>> begin Records to process
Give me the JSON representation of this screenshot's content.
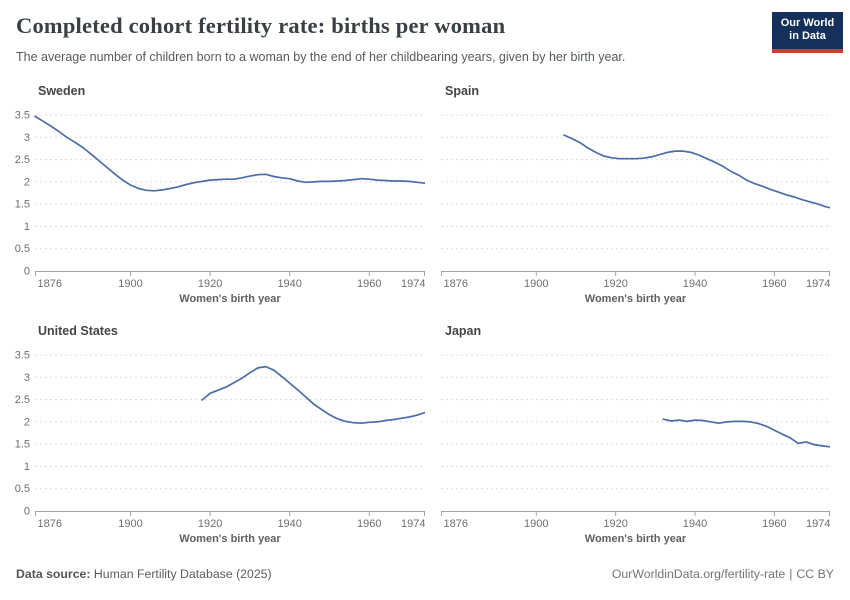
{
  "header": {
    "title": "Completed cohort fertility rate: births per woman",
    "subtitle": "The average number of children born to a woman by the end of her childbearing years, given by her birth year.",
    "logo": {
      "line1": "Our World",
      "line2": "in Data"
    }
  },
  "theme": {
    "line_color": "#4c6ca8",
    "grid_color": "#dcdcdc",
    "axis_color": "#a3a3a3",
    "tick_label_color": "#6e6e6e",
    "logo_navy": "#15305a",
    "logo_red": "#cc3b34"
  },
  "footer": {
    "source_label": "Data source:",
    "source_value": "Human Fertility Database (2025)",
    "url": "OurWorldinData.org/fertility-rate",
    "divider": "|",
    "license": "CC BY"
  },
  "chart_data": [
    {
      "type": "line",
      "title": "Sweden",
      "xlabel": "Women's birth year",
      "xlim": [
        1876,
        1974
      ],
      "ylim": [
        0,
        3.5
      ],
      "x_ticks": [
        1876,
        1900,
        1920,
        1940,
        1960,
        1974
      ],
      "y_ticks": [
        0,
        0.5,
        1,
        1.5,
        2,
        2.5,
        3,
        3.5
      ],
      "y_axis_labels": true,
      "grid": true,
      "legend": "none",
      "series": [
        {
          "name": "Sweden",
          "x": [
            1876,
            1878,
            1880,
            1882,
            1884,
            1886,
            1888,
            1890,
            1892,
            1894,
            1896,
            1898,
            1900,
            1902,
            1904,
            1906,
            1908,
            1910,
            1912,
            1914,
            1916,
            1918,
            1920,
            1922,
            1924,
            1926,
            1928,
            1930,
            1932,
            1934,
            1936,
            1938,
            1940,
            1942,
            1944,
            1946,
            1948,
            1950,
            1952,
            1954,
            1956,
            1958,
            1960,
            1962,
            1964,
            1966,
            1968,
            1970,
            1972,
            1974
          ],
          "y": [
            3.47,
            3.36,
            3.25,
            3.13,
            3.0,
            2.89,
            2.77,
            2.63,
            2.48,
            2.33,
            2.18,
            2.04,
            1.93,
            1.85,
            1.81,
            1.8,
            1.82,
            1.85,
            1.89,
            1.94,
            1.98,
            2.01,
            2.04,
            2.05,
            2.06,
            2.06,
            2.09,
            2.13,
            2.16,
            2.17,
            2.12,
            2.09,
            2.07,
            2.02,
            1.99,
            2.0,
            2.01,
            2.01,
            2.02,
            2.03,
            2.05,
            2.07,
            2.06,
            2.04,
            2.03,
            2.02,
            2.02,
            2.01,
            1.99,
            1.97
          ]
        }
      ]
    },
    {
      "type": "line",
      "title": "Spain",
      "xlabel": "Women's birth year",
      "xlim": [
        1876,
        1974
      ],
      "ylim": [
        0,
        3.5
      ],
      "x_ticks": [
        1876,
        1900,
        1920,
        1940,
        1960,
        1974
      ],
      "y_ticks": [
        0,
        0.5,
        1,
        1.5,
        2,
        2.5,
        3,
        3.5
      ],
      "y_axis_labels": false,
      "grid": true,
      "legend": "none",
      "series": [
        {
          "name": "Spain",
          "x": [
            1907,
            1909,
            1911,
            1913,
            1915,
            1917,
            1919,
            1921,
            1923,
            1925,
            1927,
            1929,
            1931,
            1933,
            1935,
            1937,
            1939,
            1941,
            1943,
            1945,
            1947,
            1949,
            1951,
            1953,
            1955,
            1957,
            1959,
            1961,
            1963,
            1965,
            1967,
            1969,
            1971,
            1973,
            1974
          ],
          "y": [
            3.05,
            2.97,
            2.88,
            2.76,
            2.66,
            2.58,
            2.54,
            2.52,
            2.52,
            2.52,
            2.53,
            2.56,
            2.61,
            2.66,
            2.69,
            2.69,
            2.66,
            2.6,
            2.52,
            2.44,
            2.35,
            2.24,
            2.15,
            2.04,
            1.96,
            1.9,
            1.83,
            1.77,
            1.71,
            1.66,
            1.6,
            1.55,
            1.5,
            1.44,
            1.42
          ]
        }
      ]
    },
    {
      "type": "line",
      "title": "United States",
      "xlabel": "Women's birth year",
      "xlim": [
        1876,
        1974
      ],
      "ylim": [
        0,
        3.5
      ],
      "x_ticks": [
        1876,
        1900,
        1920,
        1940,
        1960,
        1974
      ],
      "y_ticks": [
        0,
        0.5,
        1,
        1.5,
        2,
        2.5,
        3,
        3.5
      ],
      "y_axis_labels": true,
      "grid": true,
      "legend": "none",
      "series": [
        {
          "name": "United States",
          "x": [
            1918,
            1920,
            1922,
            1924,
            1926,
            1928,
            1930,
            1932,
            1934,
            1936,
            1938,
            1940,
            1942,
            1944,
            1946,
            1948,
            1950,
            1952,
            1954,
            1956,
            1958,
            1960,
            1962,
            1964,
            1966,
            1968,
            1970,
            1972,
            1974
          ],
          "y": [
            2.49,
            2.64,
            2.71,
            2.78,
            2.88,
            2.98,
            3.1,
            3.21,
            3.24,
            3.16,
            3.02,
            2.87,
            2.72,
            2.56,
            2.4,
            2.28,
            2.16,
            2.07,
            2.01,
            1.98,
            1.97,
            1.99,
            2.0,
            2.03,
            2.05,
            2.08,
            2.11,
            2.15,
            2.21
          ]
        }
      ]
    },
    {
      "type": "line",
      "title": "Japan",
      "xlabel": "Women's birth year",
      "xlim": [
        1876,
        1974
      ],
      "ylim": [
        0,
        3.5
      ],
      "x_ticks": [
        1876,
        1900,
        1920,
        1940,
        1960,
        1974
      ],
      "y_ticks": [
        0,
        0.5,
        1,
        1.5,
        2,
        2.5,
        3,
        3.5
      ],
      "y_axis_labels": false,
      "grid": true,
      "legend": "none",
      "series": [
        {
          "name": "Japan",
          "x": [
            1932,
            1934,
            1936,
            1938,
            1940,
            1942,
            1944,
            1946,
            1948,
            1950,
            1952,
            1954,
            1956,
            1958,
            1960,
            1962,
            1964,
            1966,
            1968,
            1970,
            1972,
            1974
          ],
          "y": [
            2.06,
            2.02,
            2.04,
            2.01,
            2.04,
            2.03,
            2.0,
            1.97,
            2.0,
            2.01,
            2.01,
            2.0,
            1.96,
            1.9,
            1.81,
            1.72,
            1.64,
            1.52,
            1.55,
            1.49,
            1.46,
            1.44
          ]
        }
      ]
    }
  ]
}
>> end Records to process
■ **Problem to solve**:
From the entries above, output every line exactly and omit any image.

■ **Answer to the problem**:
Give me the JSON representation of this screenshot's content.
{
  "header": {
    "title": "Completed cohort fertility rate: births per woman",
    "subtitle": "The average number of children born to a woman by the end of her childbearing years, given by her birth year.",
    "logo": {
      "line1": "Our World",
      "line2": "in Data"
    }
  },
  "theme": {
    "line_color": "#4c6ca8",
    "grid_color": "#dcdcdc",
    "axis_color": "#a3a3a3",
    "tick_label_color": "#6e6e6e",
    "logo_navy": "#15305a",
    "logo_red": "#cc3b34"
  },
  "footer": {
    "source_label": "Data source:",
    "source_value": "Human Fertility Database (2025)",
    "url": "OurWorldinData.org/fertility-rate",
    "divider": "|",
    "license": "CC BY"
  },
  "chart_data": [
    {
      "type": "line",
      "title": "Sweden",
      "xlabel": "Women's birth year",
      "xlim": [
        1876,
        1974
      ],
      "ylim": [
        0,
        3.5
      ],
      "x_ticks": [
        1876,
        1900,
        1920,
        1940,
        1960,
        1974
      ],
      "y_ticks": [
        0,
        0.5,
        1,
        1.5,
        2,
        2.5,
        3,
        3.5
      ],
      "y_axis_labels": true,
      "grid": true,
      "legend": "none",
      "series": [
        {
          "name": "Sweden",
          "x": [
            1876,
            1878,
            1880,
            1882,
            1884,
            1886,
            1888,
            1890,
            1892,
            1894,
            1896,
            1898,
            1900,
            1902,
            1904,
            1906,
            1908,
            1910,
            1912,
            1914,
            1916,
            1918,
            1920,
            1922,
            1924,
            1926,
            1928,
            1930,
            1932,
            1934,
            1936,
            1938,
            1940,
            1942,
            1944,
            1946,
            1948,
            1950,
            1952,
            1954,
            1956,
            1958,
            1960,
            1962,
            1964,
            1966,
            1968,
            1970,
            1972,
            1974
          ],
          "y": [
            3.47,
            3.36,
            3.25,
            3.13,
            3.0,
            2.89,
            2.77,
            2.63,
            2.48,
            2.33,
            2.18,
            2.04,
            1.93,
            1.85,
            1.81,
            1.8,
            1.82,
            1.85,
            1.89,
            1.94,
            1.98,
            2.01,
            2.04,
            2.05,
            2.06,
            2.06,
            2.09,
            2.13,
            2.16,
            2.17,
            2.12,
            2.09,
            2.07,
            2.02,
            1.99,
            2.0,
            2.01,
            2.01,
            2.02,
            2.03,
            2.05,
            2.07,
            2.06,
            2.04,
            2.03,
            2.02,
            2.02,
            2.01,
            1.99,
            1.97
          ]
        }
      ]
    },
    {
      "type": "line",
      "title": "Spain",
      "xlabel": "Women's birth year",
      "xlim": [
        1876,
        1974
      ],
      "ylim": [
        0,
        3.5
      ],
      "x_ticks": [
        1876,
        1900,
        1920,
        1940,
        1960,
        1974
      ],
      "y_ticks": [
        0,
        0.5,
        1,
        1.5,
        2,
        2.5,
        3,
        3.5
      ],
      "y_axis_labels": false,
      "grid": true,
      "legend": "none",
      "series": [
        {
          "name": "Spain",
          "x": [
            1907,
            1909,
            1911,
            1913,
            1915,
            1917,
            1919,
            1921,
            1923,
            1925,
            1927,
            1929,
            1931,
            1933,
            1935,
            1937,
            1939,
            1941,
            1943,
            1945,
            1947,
            1949,
            1951,
            1953,
            1955,
            1957,
            1959,
            1961,
            1963,
            1965,
            1967,
            1969,
            1971,
            1973,
            1974
          ],
          "y": [
            3.05,
            2.97,
            2.88,
            2.76,
            2.66,
            2.58,
            2.54,
            2.52,
            2.52,
            2.52,
            2.53,
            2.56,
            2.61,
            2.66,
            2.69,
            2.69,
            2.66,
            2.6,
            2.52,
            2.44,
            2.35,
            2.24,
            2.15,
            2.04,
            1.96,
            1.9,
            1.83,
            1.77,
            1.71,
            1.66,
            1.6,
            1.55,
            1.5,
            1.44,
            1.42
          ]
        }
      ]
    },
    {
      "type": "line",
      "title": "United States",
      "xlabel": "Women's birth year",
      "xlim": [
        1876,
        1974
      ],
      "ylim": [
        0,
        3.5
      ],
      "x_ticks": [
        1876,
        1900,
        1920,
        1940,
        1960,
        1974
      ],
      "y_ticks": [
        0,
        0.5,
        1,
        1.5,
        2,
        2.5,
        3,
        3.5
      ],
      "y_axis_labels": true,
      "grid": true,
      "legend": "none",
      "series": [
        {
          "name": "United States",
          "x": [
            1918,
            1920,
            1922,
            1924,
            1926,
            1928,
            1930,
            1932,
            1934,
            1936,
            1938,
            1940,
            1942,
            1944,
            1946,
            1948,
            1950,
            1952,
            1954,
            1956,
            1958,
            1960,
            1962,
            1964,
            1966,
            1968,
            1970,
            1972,
            1974
          ],
          "y": [
            2.49,
            2.64,
            2.71,
            2.78,
            2.88,
            2.98,
            3.1,
            3.21,
            3.24,
            3.16,
            3.02,
            2.87,
            2.72,
            2.56,
            2.4,
            2.28,
            2.16,
            2.07,
            2.01,
            1.98,
            1.97,
            1.99,
            2.0,
            2.03,
            2.05,
            2.08,
            2.11,
            2.15,
            2.21
          ]
        }
      ]
    },
    {
      "type": "line",
      "title": "Japan",
      "xlabel": "Women's birth year",
      "xlim": [
        1876,
        1974
      ],
      "ylim": [
        0,
        3.5
      ],
      "x_ticks": [
        1876,
        1900,
        1920,
        1940,
        1960,
        1974
      ],
      "y_ticks": [
        0,
        0.5,
        1,
        1.5,
        2,
        2.5,
        3,
        3.5
      ],
      "y_axis_labels": false,
      "grid": true,
      "legend": "none",
      "series": [
        {
          "name": "Japan",
          "x": [
            1932,
            1934,
            1936,
            1938,
            1940,
            1942,
            1944,
            1946,
            1948,
            1950,
            1952,
            1954,
            1956,
            1958,
            1960,
            1962,
            1964,
            1966,
            1968,
            1970,
            1972,
            1974
          ],
          "y": [
            2.06,
            2.02,
            2.04,
            2.01,
            2.04,
            2.03,
            2.0,
            1.97,
            2.0,
            2.01,
            2.01,
            2.0,
            1.96,
            1.9,
            1.81,
            1.72,
            1.64,
            1.52,
            1.55,
            1.49,
            1.46,
            1.44
          ]
        }
      ]
    }
  ]
}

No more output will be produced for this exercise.